• _Task to complete_
Count how many lines contain "Правилам" and reply with that number only.

• _Data_
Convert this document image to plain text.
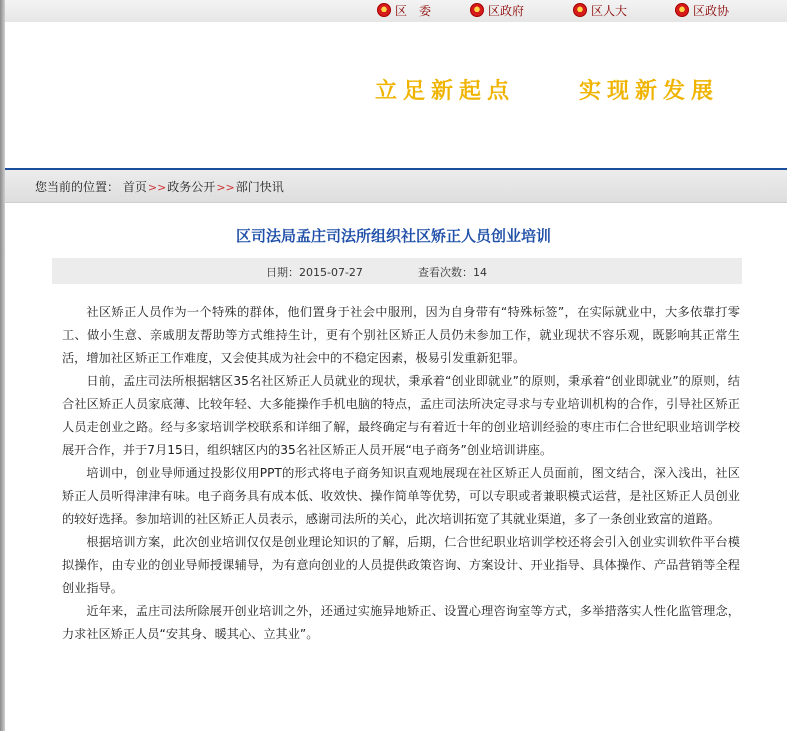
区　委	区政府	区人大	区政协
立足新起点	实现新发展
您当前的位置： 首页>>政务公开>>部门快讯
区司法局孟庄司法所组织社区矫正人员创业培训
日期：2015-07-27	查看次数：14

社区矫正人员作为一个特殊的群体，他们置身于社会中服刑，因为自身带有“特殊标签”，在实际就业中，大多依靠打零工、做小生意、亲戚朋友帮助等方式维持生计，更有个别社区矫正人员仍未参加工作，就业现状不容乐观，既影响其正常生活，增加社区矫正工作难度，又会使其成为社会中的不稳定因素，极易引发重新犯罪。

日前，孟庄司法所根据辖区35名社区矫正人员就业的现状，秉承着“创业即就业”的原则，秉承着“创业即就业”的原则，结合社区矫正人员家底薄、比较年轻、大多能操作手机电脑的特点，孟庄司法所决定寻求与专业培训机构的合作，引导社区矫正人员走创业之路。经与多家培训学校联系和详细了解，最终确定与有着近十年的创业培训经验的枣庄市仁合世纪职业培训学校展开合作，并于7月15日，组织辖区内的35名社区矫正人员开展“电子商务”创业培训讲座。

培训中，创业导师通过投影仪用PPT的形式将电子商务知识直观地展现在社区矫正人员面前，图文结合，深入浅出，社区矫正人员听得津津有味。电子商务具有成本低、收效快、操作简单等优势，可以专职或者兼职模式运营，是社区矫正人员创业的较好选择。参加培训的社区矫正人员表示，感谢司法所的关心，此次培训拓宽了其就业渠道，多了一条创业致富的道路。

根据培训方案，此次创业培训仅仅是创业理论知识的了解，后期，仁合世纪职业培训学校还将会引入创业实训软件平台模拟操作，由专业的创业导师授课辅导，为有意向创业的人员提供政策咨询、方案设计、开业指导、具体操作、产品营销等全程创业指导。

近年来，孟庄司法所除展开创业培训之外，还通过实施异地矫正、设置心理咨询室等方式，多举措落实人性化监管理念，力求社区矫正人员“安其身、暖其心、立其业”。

...

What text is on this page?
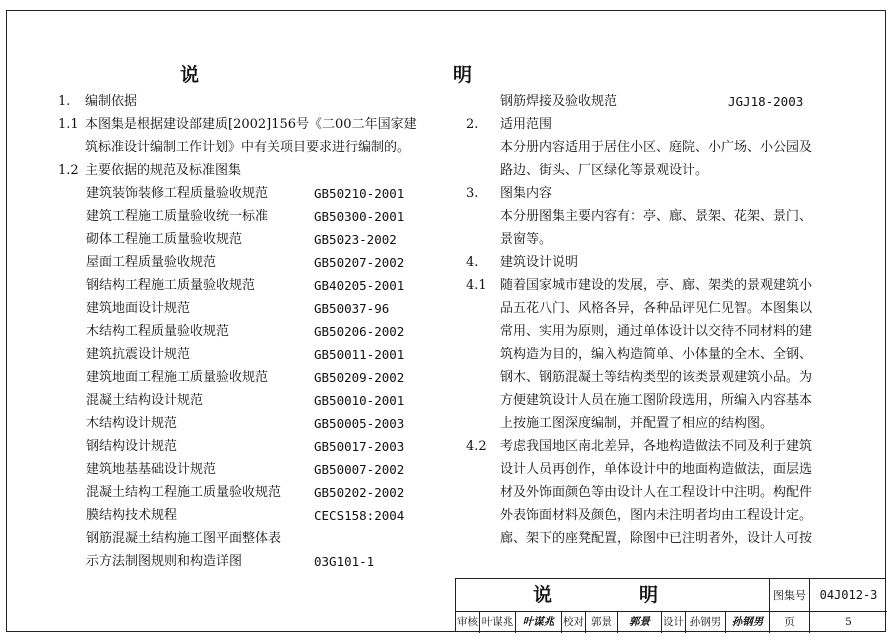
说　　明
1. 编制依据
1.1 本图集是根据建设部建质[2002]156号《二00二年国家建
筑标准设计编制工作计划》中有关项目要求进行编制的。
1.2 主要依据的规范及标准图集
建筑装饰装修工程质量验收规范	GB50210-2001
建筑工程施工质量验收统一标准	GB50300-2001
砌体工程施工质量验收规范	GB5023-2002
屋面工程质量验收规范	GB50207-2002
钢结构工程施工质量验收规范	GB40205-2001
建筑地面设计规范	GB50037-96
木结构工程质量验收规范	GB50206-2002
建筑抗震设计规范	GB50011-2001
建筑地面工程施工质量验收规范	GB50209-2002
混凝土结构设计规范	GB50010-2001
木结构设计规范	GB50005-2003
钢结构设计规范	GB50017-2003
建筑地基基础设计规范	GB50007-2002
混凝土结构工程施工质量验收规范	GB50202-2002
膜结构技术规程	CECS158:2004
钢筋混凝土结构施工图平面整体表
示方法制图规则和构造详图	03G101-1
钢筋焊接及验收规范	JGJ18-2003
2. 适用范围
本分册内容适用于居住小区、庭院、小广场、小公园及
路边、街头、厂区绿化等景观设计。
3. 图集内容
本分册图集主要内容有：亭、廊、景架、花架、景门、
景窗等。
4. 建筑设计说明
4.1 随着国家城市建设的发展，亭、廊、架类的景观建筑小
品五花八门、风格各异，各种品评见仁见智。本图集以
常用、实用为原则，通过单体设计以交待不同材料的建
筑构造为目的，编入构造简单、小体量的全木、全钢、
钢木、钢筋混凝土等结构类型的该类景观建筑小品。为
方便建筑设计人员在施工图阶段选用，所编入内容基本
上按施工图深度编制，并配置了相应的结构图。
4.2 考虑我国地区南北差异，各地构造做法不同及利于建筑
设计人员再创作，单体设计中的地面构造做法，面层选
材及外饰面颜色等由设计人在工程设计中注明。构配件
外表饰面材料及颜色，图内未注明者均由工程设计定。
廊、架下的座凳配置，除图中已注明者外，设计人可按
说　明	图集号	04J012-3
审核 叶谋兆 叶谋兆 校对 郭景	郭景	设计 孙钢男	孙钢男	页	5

---

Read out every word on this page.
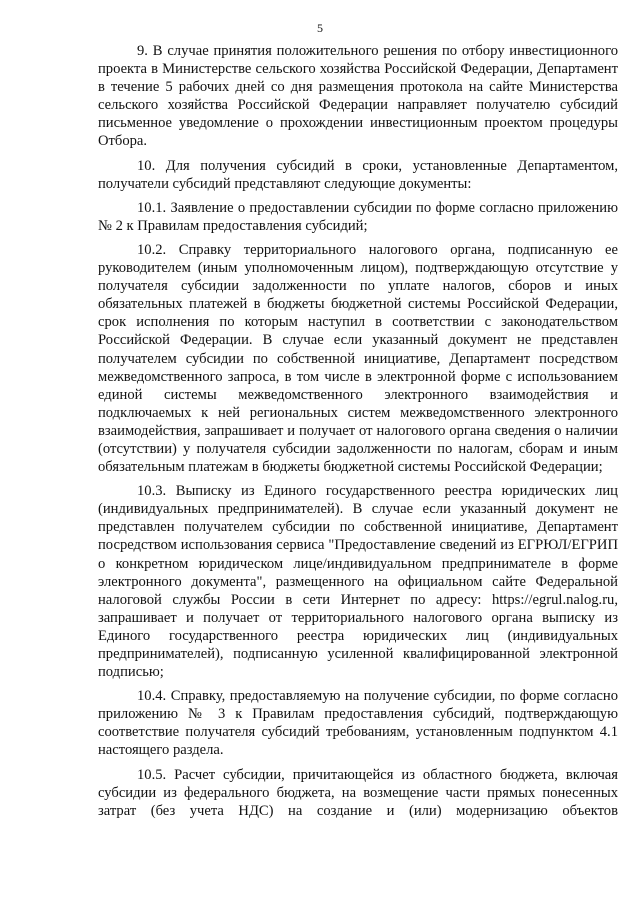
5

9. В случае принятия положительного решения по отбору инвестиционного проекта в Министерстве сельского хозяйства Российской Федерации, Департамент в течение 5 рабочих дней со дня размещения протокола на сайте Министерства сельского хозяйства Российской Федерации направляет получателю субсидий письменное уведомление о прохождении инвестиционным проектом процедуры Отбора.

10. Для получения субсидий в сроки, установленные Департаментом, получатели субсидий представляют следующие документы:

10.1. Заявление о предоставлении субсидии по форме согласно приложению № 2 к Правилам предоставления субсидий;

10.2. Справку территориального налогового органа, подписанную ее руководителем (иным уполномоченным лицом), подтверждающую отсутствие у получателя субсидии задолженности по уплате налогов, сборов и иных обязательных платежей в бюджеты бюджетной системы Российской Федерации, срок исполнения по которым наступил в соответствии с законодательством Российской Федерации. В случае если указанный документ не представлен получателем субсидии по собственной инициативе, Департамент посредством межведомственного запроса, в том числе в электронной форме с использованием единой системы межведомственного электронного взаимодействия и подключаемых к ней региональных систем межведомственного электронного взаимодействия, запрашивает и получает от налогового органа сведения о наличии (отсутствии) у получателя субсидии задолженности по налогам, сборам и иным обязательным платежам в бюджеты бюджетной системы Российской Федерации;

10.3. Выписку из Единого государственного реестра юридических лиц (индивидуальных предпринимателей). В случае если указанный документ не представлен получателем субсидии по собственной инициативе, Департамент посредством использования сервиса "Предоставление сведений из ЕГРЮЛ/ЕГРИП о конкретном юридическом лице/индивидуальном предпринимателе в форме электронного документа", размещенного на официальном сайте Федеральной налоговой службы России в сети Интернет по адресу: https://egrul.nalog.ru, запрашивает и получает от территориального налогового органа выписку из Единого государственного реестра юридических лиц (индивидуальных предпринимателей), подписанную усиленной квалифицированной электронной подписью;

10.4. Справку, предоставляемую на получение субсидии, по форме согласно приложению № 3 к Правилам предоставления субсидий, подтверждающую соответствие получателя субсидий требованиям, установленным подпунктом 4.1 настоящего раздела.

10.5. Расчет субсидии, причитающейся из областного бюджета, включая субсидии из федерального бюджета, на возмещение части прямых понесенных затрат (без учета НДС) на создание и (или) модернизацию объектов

• _Result of this task_
2